_PROBLEM DETAILS_
Filter the entries and keep only the lines where the string "this" appears.

_DATASET ENTRIES_
===

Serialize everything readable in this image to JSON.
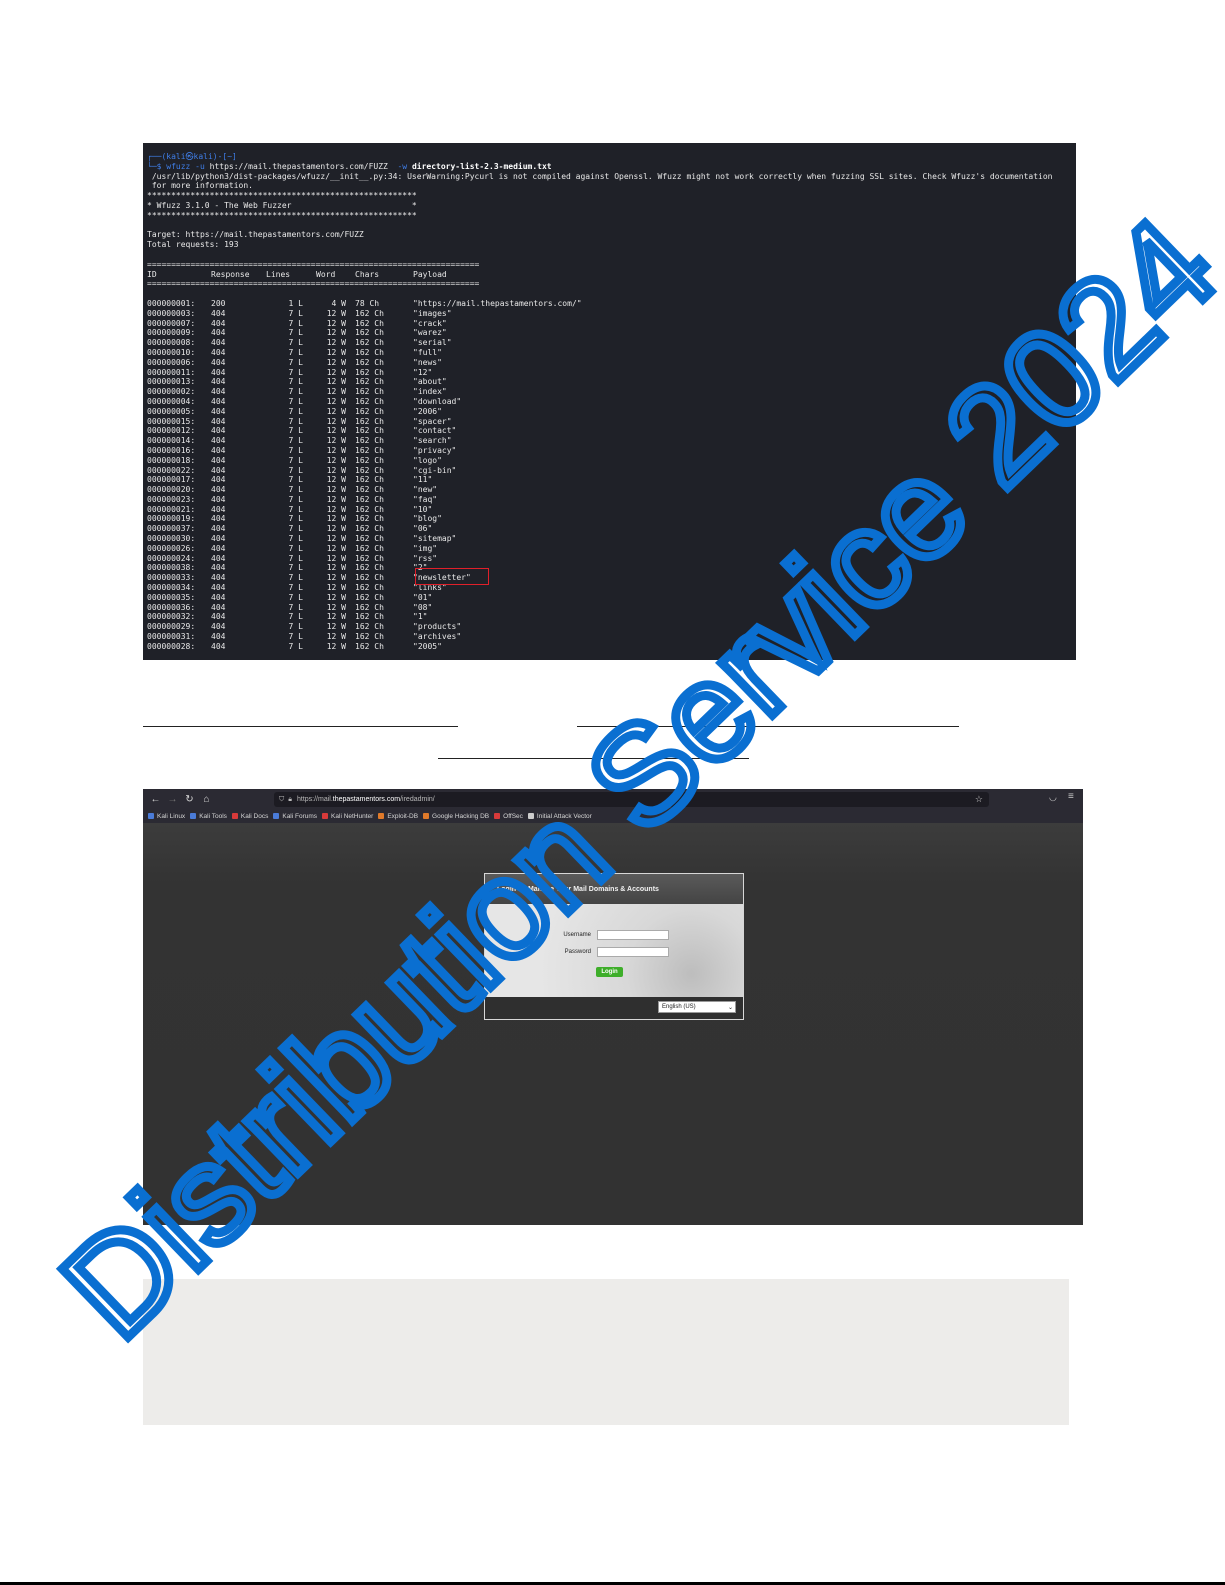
{
  "terminal": {
    "prompt_line": "┌──(kali㉿kali)-[~]",
    "cmd_prefix": "└─$ ",
    "cmd_name": "wfuzz",
    "cmd_flag_u": " -u ",
    "cmd_url": "https://mail.thepastamentors.com/FUZZ",
    "cmd_flag_w": "  -w ",
    "cmd_wordlist": "directory-list-2.3-medium.txt",
    "warning_1": " /usr/lib/python3/dist-packages/wfuzz/__init__.py:34: UserWarning:Pycurl is not compiled against Openssl. Wfuzz might not work correctly when fuzzing SSL sites. Check Wfuzz's documentation",
    "warning_2": " for more information.",
    "stars_1": "********************************************************",
    "banner": "* Wfuzz 3.1.0 - The Web Fuzzer                         *",
    "stars_2": "********************************************************",
    "target": "Target: https://mail.thepastamentors.com/FUZZ",
    "total": "Total requests: 193",
    "equals_1": "=====================================================================",
    "headers": [
      "ID",
      "Response",
      "Lines",
      "Word",
      "Chars",
      "Payload"
    ],
    "equals_2": "=====================================================================",
    "rows": [
      [
        "000000001:",
        "200",
        "1 L",
        "4 W",
        "78 Ch",
        "\"https://mail.thepastamentors.com/\""
      ],
      [
        "000000003:",
        "404",
        "7 L",
        "12 W",
        "162 Ch",
        "\"images\""
      ],
      [
        "000000007:",
        "404",
        "7 L",
        "12 W",
        "162 Ch",
        "\"crack\""
      ],
      [
        "000000009:",
        "404",
        "7 L",
        "12 W",
        "162 Ch",
        "\"warez\""
      ],
      [
        "000000008:",
        "404",
        "7 L",
        "12 W",
        "162 Ch",
        "\"serial\""
      ],
      [
        "000000010:",
        "404",
        "7 L",
        "12 W",
        "162 Ch",
        "\"full\""
      ],
      [
        "000000006:",
        "404",
        "7 L",
        "12 W",
        "162 Ch",
        "\"news\""
      ],
      [
        "000000011:",
        "404",
        "7 L",
        "12 W",
        "162 Ch",
        "\"12\""
      ],
      [
        "000000013:",
        "404",
        "7 L",
        "12 W",
        "162 Ch",
        "\"about\""
      ],
      [
        "000000002:",
        "404",
        "7 L",
        "12 W",
        "162 Ch",
        "\"index\""
      ],
      [
        "000000004:",
        "404",
        "7 L",
        "12 W",
        "162 Ch",
        "\"download\""
      ],
      [
        "000000005:",
        "404",
        "7 L",
        "12 W",
        "162 Ch",
        "\"2006\""
      ],
      [
        "000000015:",
        "404",
        "7 L",
        "12 W",
        "162 Ch",
        "\"spacer\""
      ],
      [
        "000000012:",
        "404",
        "7 L",
        "12 W",
        "162 Ch",
        "\"contact\""
      ],
      [
        "000000014:",
        "404",
        "7 L",
        "12 W",
        "162 Ch",
        "\"search\""
      ],
      [
        "000000016:",
        "404",
        "7 L",
        "12 W",
        "162 Ch",
        "\"privacy\""
      ],
      [
        "000000018:",
        "404",
        "7 L",
        "12 W",
        "162 Ch",
        "\"logo\""
      ],
      [
        "000000022:",
        "404",
        "7 L",
        "12 W",
        "162 Ch",
        "\"cgi-bin\""
      ],
      [
        "000000017:",
        "404",
        "7 L",
        "12 W",
        "162 Ch",
        "\"11\""
      ],
      [
        "000000020:",
        "404",
        "7 L",
        "12 W",
        "162 Ch",
        "\"new\""
      ],
      [
        "000000023:",
        "404",
        "7 L",
        "12 W",
        "162 Ch",
        "\"faq\""
      ],
      [
        "000000021:",
        "404",
        "7 L",
        "12 W",
        "162 Ch",
        "\"10\""
      ],
      [
        "000000019:",
        "404",
        "7 L",
        "12 W",
        "162 Ch",
        "\"blog\""
      ],
      [
        "000000037:",
        "404",
        "7 L",
        "12 W",
        "162 Ch",
        "\"06\""
      ],
      [
        "000000030:",
        "404",
        "7 L",
        "12 W",
        "162 Ch",
        "\"sitemap\""
      ],
      [
        "000000026:",
        "404",
        "7 L",
        "12 W",
        "162 Ch",
        "\"img\""
      ],
      [
        "000000024:",
        "404",
        "7 L",
        "12 W",
        "162 Ch",
        "\"rss\""
      ],
      [
        "000000038:",
        "404",
        "7 L",
        "12 W",
        "162 Ch",
        "\"2\""
      ],
      [
        "000000033:",
        "404",
        "7 L",
        "12 W",
        "162 Ch",
        "\"newsletter\""
      ],
      [
        "000000034:",
        "404",
        "7 L",
        "12 W",
        "162 Ch",
        "\"links\""
      ],
      [
        "000000035:",
        "404",
        "7 L",
        "12 W",
        "162 Ch",
        "\"01\""
      ],
      [
        "000000036:",
        "404",
        "7 L",
        "12 W",
        "162 Ch",
        "\"08\""
      ],
      [
        "000000032:",
        "404",
        "7 L",
        "12 W",
        "162 Ch",
        "\"1\""
      ],
      [
        "000000029:",
        "404",
        "7 L",
        "12 W",
        "162 Ch",
        "\"products\""
      ],
      [
        "000000031:",
        "404",
        "7 L",
        "12 W",
        "162 Ch",
        "\"archives\""
      ],
      [
        "000000028:",
        "404",
        "7 L",
        "12 W",
        "162 Ch",
        "\"2005\""
      ]
    ],
    "highlighted_payload": "\"newsletter\"",
    "highlight_color": "#e0202a"
  },
  "browser": {
    "nav": {
      "back": "←",
      "forward": "→",
      "reload": "↻",
      "home": "⌂"
    },
    "url_prefix": "https://mail.",
    "url_host": "thepastamentors.com",
    "url_path": "/iredadmin/",
    "bookmarks": [
      {
        "label": "Kali Linux",
        "color": "#4a7bd8"
      },
      {
        "label": "Kali Tools",
        "color": "#4a7bd8"
      },
      {
        "label": "Kali Docs",
        "color": "#d83a3a"
      },
      {
        "label": "Kali Forums",
        "color": "#4a7bd8"
      },
      {
        "label": "Kali NetHunter",
        "color": "#d83a3a"
      },
      {
        "label": "Exploit-DB",
        "color": "#e07a2a"
      },
      {
        "label": "Google Hacking DB",
        "color": "#e07a2a"
      },
      {
        "label": "OffSec",
        "color": "#d83a3a"
      },
      {
        "label": "Initial Attack Vector",
        "color": "#cccccc"
      }
    ],
    "login": {
      "title": "Login To Manage Your Mail Domains & Accounts",
      "username_label": "Username",
      "password_label": "Password",
      "button": "Login",
      "language": "English (US)"
    }
  },
  "watermark": {
    "text": "Distribution Service 2024",
    "color": "#0a6fd1"
  }
}
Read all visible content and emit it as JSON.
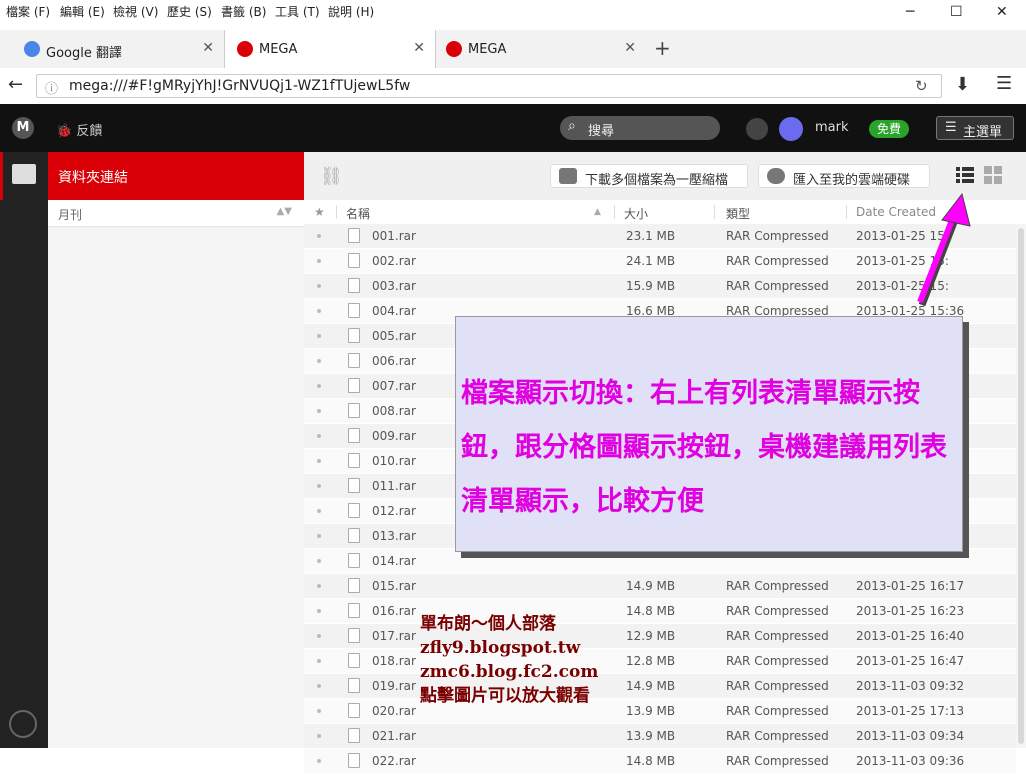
{
  "menubar": {
    "items": [
      "檔案 (F)",
      "編輯 (E)",
      "檢視 (V)",
      "歷史 (S)",
      "書籤 (B)",
      "工具 (T)",
      "說明 (H)"
    ]
  },
  "tabs": [
    {
      "label": "Google 翻譯",
      "icon": "google-translate-icon"
    },
    {
      "label": "MEGA",
      "icon": "mega-icon",
      "active": true
    },
    {
      "label": "MEGA",
      "icon": "mega-icon"
    }
  ],
  "url": "mega:///#F!gMRyjYhJ!GrNVUQj1-WZ1fTUjewL5fw",
  "mega": {
    "feedback": "反饋",
    "search_label": "搜尋",
    "username": "mark",
    "free_badge": "免費",
    "main_menu": "主選單"
  },
  "tree": {
    "header": "資料夾連結",
    "item": "月刊"
  },
  "toolbar": {
    "download_zip": "下載多個檔案為一壓縮檔",
    "import_cloud": "匯入至我的雲端硬碟"
  },
  "columns": {
    "name": "名稱",
    "size": "大小",
    "type": "類型",
    "date": "Date Created"
  },
  "files": [
    {
      "name": "001.rar",
      "size": "23.1 MB",
      "type": "RAR Compressed",
      "date": "2013-01-25 15:"
    },
    {
      "name": "002.rar",
      "size": "24.1 MB",
      "type": "RAR Compressed",
      "date": "2013-01-25 15:"
    },
    {
      "name": "003.rar",
      "size": "15.9 MB",
      "type": "RAR Compressed",
      "date": "2013-01-25 15:"
    },
    {
      "name": "004.rar",
      "size": "16.6 MB",
      "type": "RAR Compressed",
      "date": "2013-01-25 15:36"
    },
    {
      "name": "005.rar",
      "size": "",
      "type": "",
      "date": ""
    },
    {
      "name": "006.rar",
      "size": "",
      "type": "",
      "date": ""
    },
    {
      "name": "007.rar",
      "size": "",
      "type": "",
      "date": ""
    },
    {
      "name": "008.rar",
      "size": "",
      "type": "",
      "date": ""
    },
    {
      "name": "009.rar",
      "size": "",
      "type": "",
      "date": ""
    },
    {
      "name": "010.rar",
      "size": "",
      "type": "",
      "date": ""
    },
    {
      "name": "011.rar",
      "size": "",
      "type": "",
      "date": ""
    },
    {
      "name": "012.rar",
      "size": "",
      "type": "",
      "date": ""
    },
    {
      "name": "013.rar",
      "size": "",
      "type": "",
      "date": ""
    },
    {
      "name": "014.rar",
      "size": "",
      "type": "",
      "date": ""
    },
    {
      "name": "015.rar",
      "size": "14.9 MB",
      "type": "RAR Compressed",
      "date": "2013-01-25 16:17"
    },
    {
      "name": "016.rar",
      "size": "14.8 MB",
      "type": "RAR Compressed",
      "date": "2013-01-25 16:23"
    },
    {
      "name": "017.rar",
      "size": "12.9 MB",
      "type": "RAR Compressed",
      "date": "2013-01-25 16:40"
    },
    {
      "name": "018.rar",
      "size": "12.8 MB",
      "type": "RAR Compressed",
      "date": "2013-01-25 16:47"
    },
    {
      "name": "019.rar",
      "size": "14.9 MB",
      "type": "RAR Compressed",
      "date": "2013-11-03 09:32"
    },
    {
      "name": "020.rar",
      "size": "13.9 MB",
      "type": "RAR Compressed",
      "date": "2013-01-25 17:13"
    },
    {
      "name": "021.rar",
      "size": "13.9 MB",
      "type": "RAR Compressed",
      "date": "2013-11-03 09:34"
    },
    {
      "name": "022.rar",
      "size": "14.8 MB",
      "type": "RAR Compressed",
      "date": "2013-11-03 09:36"
    }
  ],
  "annotation": {
    "text": "檔案顯示切換：右上有列表清單顯示按鈕，跟分格圖顯示按鈕，桌機建議用列表清單顯示，比較方便"
  },
  "blog": {
    "line1": "單布朗～個人部落",
    "line2": "zfly9.blogspot.tw",
    "line3": "zmc6.blog.fc2.com",
    "line4": "點擊圖片可以放大觀看"
  },
  "colors": {
    "mega_red": "#d90007",
    "annotation_text": "#e000e0",
    "annotation_bg": "#e0e0f6",
    "free_green": "#2aa32a",
    "avatar": "#6b6bf0"
  }
}
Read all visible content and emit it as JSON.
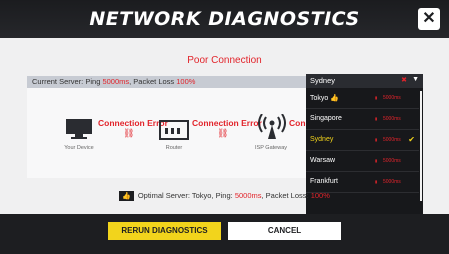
{
  "header": {
    "title": "NETWORK DIAGNOSTICS",
    "close_icon": "close-icon"
  },
  "status": {
    "poor_connection": "Poor Connection"
  },
  "current_server": {
    "prefix": "Current Server: Ping ",
    "ping": "5000ms",
    "mid": ", Packet Loss ",
    "loss": "100%"
  },
  "diagram": {
    "devices": [
      {
        "label": "Your Device",
        "icon": "monitor-icon"
      },
      {
        "label": "Router",
        "icon": "router-icon"
      },
      {
        "label": "ISP Gateway",
        "icon": "wifi-tower-icon"
      }
    ],
    "errors": [
      "Connection Error",
      "Connection Error",
      "Conne"
    ]
  },
  "server_dropdown": {
    "selected": "Sydney",
    "options": [
      {
        "name": "Tokyo",
        "ping": "5000ms",
        "thumb": true
      },
      {
        "name": "Singapore",
        "ping": "5000ms"
      },
      {
        "name": "Sydney",
        "ping": "5000ms",
        "selected": true
      },
      {
        "name": "Warsaw",
        "ping": "5000ms"
      },
      {
        "name": "Frankfurt",
        "ping": "5000ms"
      }
    ]
  },
  "optimal": {
    "prefix": "Optimal Server: Tokyo, Ping: ",
    "ping": "5000ms",
    "mid": ", Packet Loss: ",
    "loss": "100%"
  },
  "footer": {
    "rerun_label": "RERUN DIAGNOSTICS",
    "cancel_label": "CANCEL"
  },
  "colors": {
    "accent_yellow": "#f2d41c",
    "error_red": "#e2242b",
    "dark": "#1d1e21"
  }
}
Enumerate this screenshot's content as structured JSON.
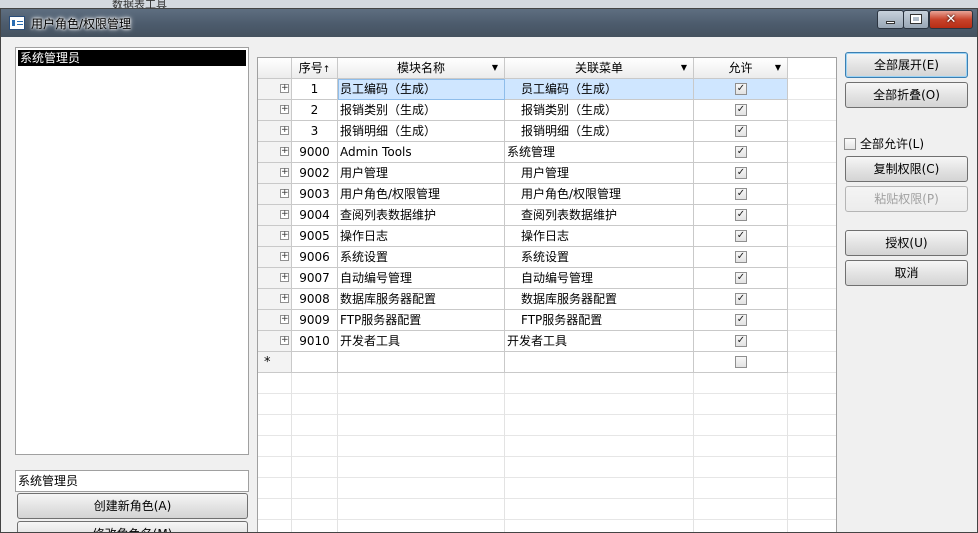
{
  "background_window": {
    "menu_items": [
      "数据表工具"
    ]
  },
  "window": {
    "title": "用户角色/权限管理",
    "controls": {
      "minimize": "",
      "maximize": "",
      "close": "✕"
    }
  },
  "roles": {
    "items": [
      "系统管理员"
    ],
    "current_name": "系统管理员",
    "create_button": "创建新角色(A)",
    "rename_button": "修改角色名(M)"
  },
  "grid": {
    "columns": {
      "no": "序号",
      "name": "模块名称",
      "menu": "关联菜单",
      "allow": "允许"
    },
    "rows": [
      {
        "no": "1",
        "name": "员工编码（生成）",
        "menu": "员工编码（生成）",
        "allow": true,
        "indent": true
      },
      {
        "no": "2",
        "name": "报销类别（生成）",
        "menu": "报销类别（生成）",
        "allow": true,
        "indent": true
      },
      {
        "no": "3",
        "name": "报销明细（生成）",
        "menu": "报销明细（生成）",
        "allow": true,
        "indent": true
      },
      {
        "no": "9000",
        "name": "Admin Tools",
        "menu": "系统管理",
        "allow": true,
        "indent": false
      },
      {
        "no": "9002",
        "name": "用户管理",
        "menu": "用户管理",
        "allow": true,
        "indent": true
      },
      {
        "no": "9003",
        "name": "用户角色/权限管理",
        "menu": "用户角色/权限管理",
        "allow": true,
        "indent": true
      },
      {
        "no": "9004",
        "name": "查阅列表数据维护",
        "menu": "查阅列表数据维护",
        "allow": true,
        "indent": true
      },
      {
        "no": "9005",
        "name": "操作日志",
        "menu": "操作日志",
        "allow": true,
        "indent": true
      },
      {
        "no": "9006",
        "name": "系统设置",
        "menu": "系统设置",
        "allow": true,
        "indent": true
      },
      {
        "no": "9007",
        "name": "自动编号管理",
        "menu": "自动编号管理",
        "allow": true,
        "indent": true
      },
      {
        "no": "9008",
        "name": "数据库服务器配置",
        "menu": "数据库服务器配置",
        "allow": true,
        "indent": true
      },
      {
        "no": "9009",
        "name": "FTP服务器配置",
        "menu": "FTP服务器配置",
        "allow": true,
        "indent": true
      },
      {
        "no": "9010",
        "name": "开发者工具",
        "menu": "开发者工具",
        "allow": true,
        "indent": false
      }
    ],
    "new_row_marker": "*"
  },
  "actions": {
    "expand_all": "全部展开(E)",
    "collapse_all": "全部折叠(O)",
    "allow_all": "全部允许(L)",
    "copy_perm": "复制权限(C)",
    "paste_perm": "粘贴权限(P)",
    "authorize": "授权(U)",
    "cancel": "取消"
  }
}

===

_CORRECT RESPONSE_
Serialize everything readable in this image to JSON.
Enumerate this screenshot's content as structured JSON.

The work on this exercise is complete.